*Written request*: Your task is to write out exactly the lines from the line containing "What text is on this page?" through the end of the records, inclusive at both ends.

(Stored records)
....

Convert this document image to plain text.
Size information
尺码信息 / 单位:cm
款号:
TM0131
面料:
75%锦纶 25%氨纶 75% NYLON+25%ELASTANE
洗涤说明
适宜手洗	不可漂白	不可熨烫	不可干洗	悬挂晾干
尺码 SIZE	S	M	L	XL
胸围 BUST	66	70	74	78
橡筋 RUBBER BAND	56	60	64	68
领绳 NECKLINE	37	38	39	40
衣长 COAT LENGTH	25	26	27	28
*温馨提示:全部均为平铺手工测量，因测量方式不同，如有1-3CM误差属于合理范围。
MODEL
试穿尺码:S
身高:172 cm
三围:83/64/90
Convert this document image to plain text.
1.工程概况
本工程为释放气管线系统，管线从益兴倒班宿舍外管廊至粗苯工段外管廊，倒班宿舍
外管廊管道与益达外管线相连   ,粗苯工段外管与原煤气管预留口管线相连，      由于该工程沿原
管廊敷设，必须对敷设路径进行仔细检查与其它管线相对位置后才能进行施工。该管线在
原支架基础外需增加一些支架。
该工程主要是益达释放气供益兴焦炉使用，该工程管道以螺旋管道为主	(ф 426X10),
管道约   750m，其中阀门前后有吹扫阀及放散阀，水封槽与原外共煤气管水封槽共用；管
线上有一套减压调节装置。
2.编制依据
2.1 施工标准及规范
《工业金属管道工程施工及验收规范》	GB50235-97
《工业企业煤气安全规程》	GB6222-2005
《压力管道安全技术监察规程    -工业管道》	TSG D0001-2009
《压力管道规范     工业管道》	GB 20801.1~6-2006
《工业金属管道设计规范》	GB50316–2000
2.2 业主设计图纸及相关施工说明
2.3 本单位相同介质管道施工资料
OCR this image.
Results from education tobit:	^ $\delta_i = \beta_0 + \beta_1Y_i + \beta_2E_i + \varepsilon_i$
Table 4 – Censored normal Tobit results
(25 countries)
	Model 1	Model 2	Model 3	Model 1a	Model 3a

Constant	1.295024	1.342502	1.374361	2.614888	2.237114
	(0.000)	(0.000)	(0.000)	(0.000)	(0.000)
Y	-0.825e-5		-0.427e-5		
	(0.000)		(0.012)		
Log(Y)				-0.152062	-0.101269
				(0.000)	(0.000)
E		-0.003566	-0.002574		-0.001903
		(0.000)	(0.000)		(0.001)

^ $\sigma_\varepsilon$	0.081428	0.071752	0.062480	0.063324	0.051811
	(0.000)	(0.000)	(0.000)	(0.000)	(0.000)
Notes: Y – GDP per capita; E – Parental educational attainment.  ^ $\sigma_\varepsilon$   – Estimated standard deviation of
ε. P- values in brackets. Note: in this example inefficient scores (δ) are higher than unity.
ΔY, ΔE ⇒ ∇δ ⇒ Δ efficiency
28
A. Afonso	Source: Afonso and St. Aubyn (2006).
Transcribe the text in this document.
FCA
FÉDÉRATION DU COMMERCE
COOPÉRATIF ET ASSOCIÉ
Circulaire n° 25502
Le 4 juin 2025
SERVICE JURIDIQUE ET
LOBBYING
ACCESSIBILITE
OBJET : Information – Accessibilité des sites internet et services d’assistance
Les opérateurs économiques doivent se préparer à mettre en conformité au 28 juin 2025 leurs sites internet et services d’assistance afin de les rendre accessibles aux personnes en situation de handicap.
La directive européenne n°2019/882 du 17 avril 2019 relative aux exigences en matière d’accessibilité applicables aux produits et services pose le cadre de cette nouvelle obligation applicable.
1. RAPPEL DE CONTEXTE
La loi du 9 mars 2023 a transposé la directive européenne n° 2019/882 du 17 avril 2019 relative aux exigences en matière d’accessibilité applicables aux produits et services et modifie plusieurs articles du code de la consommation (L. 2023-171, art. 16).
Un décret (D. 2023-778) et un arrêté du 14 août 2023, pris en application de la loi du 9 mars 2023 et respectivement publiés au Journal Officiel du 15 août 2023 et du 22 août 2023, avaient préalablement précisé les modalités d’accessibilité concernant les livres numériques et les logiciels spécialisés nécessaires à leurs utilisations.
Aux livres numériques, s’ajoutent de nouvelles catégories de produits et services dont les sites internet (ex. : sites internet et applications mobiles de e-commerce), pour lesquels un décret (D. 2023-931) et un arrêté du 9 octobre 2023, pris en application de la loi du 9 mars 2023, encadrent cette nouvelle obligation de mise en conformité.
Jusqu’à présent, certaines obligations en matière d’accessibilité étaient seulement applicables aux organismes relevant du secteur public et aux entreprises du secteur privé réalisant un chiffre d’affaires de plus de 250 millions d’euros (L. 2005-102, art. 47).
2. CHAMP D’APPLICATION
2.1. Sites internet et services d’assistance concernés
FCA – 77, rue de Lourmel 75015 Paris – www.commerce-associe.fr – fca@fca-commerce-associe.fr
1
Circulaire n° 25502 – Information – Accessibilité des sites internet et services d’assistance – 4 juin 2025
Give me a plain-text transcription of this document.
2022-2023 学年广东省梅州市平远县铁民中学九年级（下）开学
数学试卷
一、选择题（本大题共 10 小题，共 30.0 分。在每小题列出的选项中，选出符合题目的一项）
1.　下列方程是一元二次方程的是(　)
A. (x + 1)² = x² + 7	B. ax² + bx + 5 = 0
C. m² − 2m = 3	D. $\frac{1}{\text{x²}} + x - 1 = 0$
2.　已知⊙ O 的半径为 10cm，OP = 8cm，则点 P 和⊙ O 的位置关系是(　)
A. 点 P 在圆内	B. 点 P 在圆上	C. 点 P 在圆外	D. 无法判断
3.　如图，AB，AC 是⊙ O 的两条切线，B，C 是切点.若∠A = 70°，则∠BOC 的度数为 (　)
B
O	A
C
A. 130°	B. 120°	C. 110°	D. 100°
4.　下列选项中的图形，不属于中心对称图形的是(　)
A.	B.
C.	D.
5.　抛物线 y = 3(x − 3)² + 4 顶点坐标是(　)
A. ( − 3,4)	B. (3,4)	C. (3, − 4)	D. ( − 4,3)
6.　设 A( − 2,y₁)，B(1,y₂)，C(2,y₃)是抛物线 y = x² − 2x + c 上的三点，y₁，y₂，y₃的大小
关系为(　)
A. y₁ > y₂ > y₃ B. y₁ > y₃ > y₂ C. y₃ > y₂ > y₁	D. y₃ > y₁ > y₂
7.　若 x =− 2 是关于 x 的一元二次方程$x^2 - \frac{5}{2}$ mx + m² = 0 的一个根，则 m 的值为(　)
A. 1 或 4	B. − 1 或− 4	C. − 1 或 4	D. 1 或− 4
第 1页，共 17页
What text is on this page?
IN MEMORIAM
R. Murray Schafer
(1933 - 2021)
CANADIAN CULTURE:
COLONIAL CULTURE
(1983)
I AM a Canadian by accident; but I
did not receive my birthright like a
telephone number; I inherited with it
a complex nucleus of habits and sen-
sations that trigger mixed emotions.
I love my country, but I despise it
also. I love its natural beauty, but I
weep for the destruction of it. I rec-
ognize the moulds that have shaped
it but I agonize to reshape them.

....

*Task result*:
What text is on this page?
IN MEMORIAM
R. Murray Schafer
(1933 - 2021)
CANADIAN CULTURE:
COLONIAL CULTURE
(1983)
I AM a Canadian by accident; but I
did not receive my birthright like a
telephone number; I inherited with it
a complex nucleus of habits and sen-
sations that trigger mixed emotions.
I love my country, but I despise it
also. I love its natural beauty, but I
weep for the destruction of it. I rec-
ognize the moulds that have shaped
it but I agonize to reshape them.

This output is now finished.